▶ [REQUIRED TASK] Show all lines holding the string "bueno".
──────────
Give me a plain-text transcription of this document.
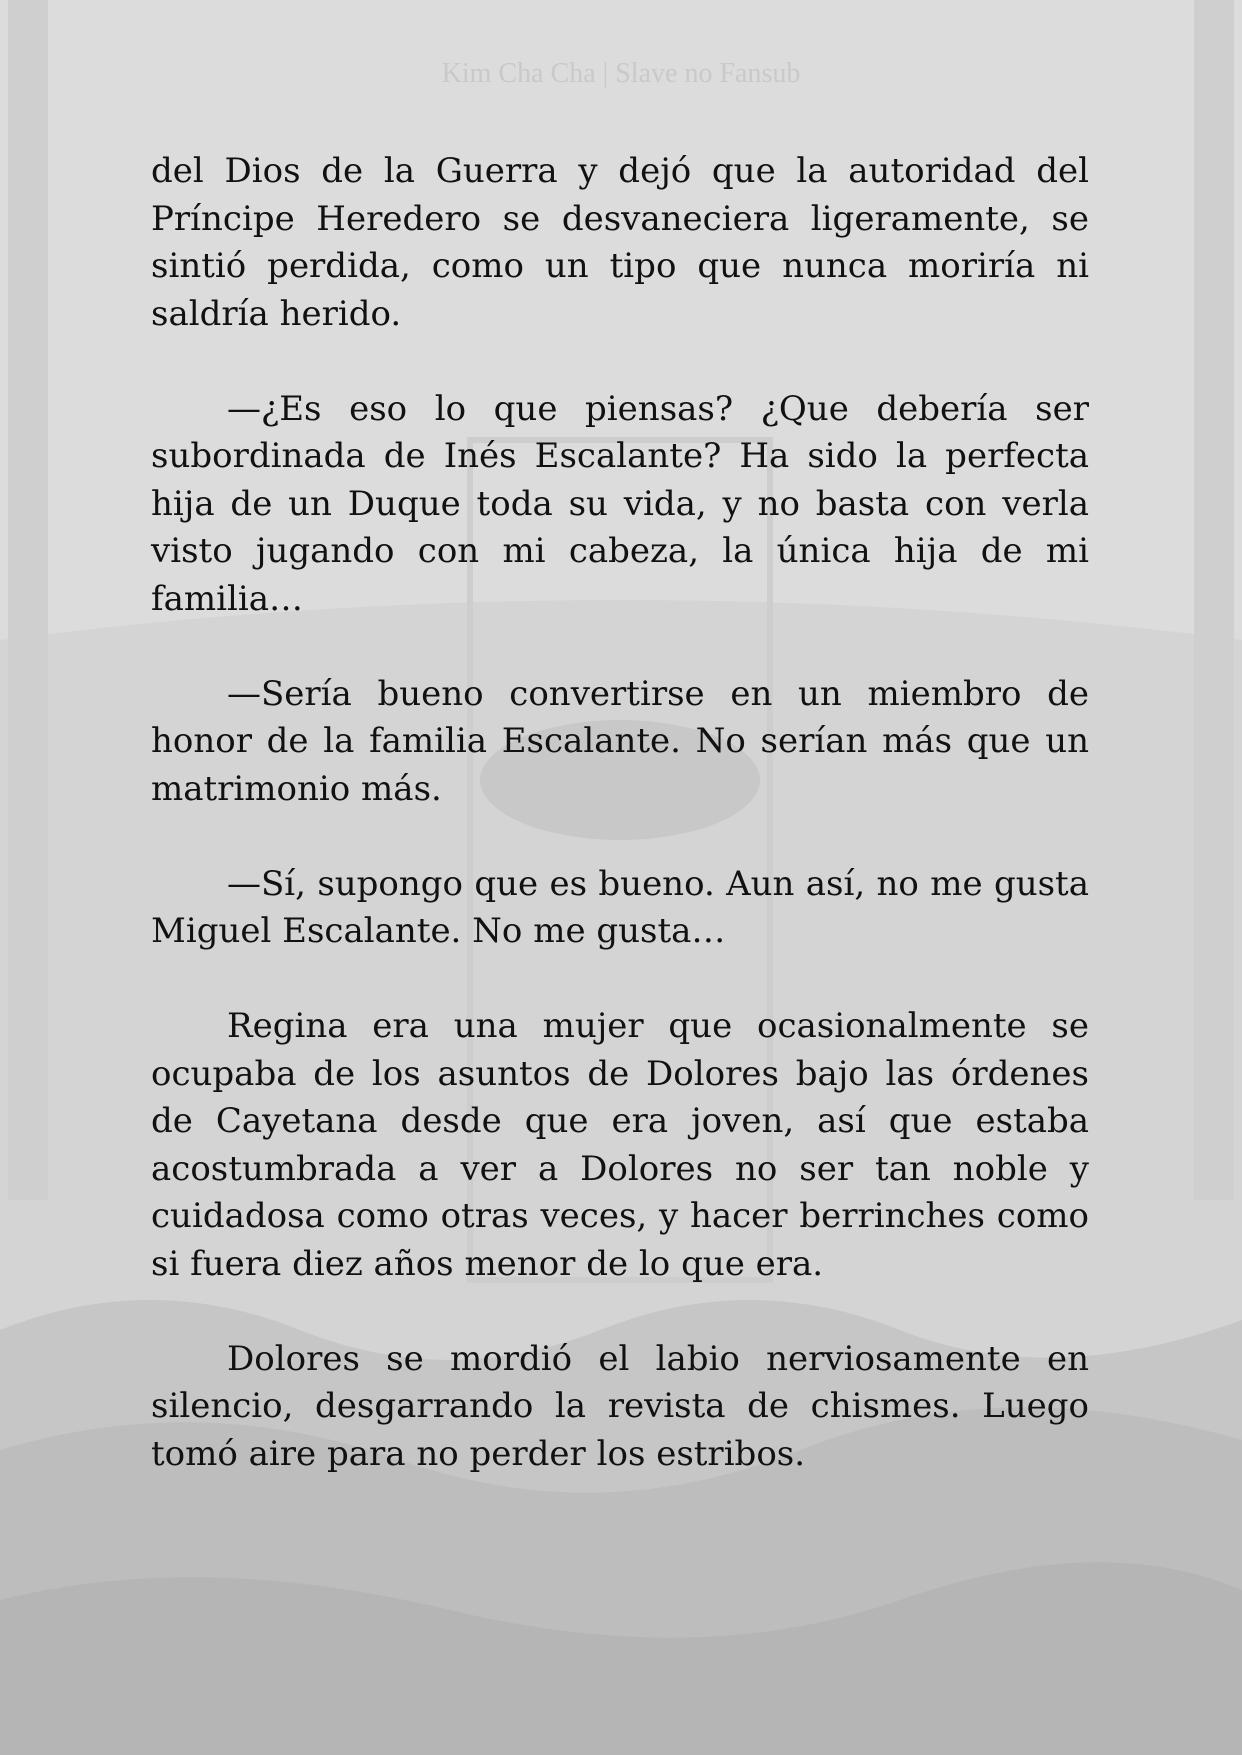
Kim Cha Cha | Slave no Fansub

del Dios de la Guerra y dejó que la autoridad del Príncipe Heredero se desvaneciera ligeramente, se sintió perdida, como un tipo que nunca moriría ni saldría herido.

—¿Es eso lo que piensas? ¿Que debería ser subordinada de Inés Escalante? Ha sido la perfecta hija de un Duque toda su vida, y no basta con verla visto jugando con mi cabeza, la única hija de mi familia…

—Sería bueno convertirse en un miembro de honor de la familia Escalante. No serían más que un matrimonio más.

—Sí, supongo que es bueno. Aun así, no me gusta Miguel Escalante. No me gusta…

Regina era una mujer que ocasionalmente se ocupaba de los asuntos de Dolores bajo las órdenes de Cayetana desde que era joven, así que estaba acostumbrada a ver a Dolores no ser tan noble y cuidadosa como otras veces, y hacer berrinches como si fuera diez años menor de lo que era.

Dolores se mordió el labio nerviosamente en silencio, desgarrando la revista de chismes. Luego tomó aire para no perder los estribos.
──────────
▶ [RESPONSE TO THE EXERCISE]
—Sería bueno convertirse en un miembro de honor de la familia Escalante. No serían más que un matrimonio más.
—Sí, supongo que es bueno. Aun así, no me gusta Miguel Escalante. No me gusta…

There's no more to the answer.